● **Task objective**
Locate the string "Safety" in the listing below. Copy every line where it is found.

● **Exercise materials**
☆ ☆ ☆

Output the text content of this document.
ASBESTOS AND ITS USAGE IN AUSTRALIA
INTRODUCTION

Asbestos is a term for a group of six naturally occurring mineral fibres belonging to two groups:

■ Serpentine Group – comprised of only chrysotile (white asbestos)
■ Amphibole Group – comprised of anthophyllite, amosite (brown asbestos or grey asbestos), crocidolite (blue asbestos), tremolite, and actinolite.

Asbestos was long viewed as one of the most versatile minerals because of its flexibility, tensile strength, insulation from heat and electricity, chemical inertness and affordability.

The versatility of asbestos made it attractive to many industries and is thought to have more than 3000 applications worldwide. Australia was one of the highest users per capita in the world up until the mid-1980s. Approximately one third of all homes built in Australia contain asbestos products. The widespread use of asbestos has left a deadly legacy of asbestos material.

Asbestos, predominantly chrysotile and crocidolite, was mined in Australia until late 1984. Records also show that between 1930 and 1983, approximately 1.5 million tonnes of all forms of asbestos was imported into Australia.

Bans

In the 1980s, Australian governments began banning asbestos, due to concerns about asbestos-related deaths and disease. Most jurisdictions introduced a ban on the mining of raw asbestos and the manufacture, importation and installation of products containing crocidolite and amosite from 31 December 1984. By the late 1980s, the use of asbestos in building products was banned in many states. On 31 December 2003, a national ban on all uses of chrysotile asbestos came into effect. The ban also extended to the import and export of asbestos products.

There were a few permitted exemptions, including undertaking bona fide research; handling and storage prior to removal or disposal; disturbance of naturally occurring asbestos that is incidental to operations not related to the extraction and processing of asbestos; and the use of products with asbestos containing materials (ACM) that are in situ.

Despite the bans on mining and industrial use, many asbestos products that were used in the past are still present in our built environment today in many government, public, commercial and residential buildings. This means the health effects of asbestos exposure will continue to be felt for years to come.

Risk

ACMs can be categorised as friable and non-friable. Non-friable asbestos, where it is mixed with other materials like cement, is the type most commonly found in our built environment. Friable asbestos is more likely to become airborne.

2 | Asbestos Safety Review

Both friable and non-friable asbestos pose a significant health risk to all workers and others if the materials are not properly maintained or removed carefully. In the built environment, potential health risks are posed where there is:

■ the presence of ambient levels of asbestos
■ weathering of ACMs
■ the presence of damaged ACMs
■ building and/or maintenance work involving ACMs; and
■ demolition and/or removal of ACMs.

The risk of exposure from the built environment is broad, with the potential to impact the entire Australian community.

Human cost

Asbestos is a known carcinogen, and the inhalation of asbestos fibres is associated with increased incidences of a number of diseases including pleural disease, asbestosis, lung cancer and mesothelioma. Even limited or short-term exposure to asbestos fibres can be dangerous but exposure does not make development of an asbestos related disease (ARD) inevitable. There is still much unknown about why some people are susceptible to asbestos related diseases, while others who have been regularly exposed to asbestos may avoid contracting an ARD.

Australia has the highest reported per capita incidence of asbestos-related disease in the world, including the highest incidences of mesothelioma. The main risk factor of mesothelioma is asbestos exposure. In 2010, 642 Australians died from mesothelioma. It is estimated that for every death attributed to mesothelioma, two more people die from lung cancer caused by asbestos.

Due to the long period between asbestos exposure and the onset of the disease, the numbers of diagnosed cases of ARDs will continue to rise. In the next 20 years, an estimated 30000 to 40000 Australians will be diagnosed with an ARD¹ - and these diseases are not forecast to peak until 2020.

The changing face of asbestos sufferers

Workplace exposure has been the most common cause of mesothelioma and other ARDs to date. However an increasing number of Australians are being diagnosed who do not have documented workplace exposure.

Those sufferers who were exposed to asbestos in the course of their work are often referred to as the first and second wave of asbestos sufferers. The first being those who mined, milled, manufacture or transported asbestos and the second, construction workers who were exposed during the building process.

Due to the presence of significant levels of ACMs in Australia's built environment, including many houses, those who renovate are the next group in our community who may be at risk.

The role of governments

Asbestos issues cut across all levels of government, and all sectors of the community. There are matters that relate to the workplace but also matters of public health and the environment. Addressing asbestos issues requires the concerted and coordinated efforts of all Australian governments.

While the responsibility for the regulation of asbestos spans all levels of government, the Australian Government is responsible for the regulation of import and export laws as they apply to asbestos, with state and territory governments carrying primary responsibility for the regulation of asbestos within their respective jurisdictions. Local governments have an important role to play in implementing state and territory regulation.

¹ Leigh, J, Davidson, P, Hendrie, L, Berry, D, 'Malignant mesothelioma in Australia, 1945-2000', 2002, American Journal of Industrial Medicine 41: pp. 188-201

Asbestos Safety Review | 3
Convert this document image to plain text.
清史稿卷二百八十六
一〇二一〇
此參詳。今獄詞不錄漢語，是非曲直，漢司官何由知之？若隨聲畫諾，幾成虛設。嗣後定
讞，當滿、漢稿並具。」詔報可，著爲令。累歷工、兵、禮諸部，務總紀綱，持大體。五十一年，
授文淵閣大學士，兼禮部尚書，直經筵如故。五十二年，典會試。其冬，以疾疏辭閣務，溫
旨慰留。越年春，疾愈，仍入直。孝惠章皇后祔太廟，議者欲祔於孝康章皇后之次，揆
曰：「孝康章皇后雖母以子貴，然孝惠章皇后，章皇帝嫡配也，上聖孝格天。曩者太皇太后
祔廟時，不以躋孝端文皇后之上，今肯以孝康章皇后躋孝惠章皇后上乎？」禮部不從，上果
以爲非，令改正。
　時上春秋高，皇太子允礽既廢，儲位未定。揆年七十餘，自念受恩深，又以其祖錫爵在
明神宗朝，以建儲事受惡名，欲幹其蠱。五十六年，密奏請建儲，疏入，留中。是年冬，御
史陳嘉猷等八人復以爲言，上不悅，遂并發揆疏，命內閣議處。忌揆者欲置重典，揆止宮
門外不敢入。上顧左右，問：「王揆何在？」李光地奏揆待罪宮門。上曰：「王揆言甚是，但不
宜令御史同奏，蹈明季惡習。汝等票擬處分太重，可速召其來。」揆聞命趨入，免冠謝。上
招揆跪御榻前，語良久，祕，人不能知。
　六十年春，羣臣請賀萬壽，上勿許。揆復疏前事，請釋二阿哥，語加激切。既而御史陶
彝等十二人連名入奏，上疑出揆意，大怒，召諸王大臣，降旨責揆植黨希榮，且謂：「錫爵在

☆ ☆ ☆

● **Answer for the task**
2 | Asbestos Safety Review
Asbestos Safety Review | 3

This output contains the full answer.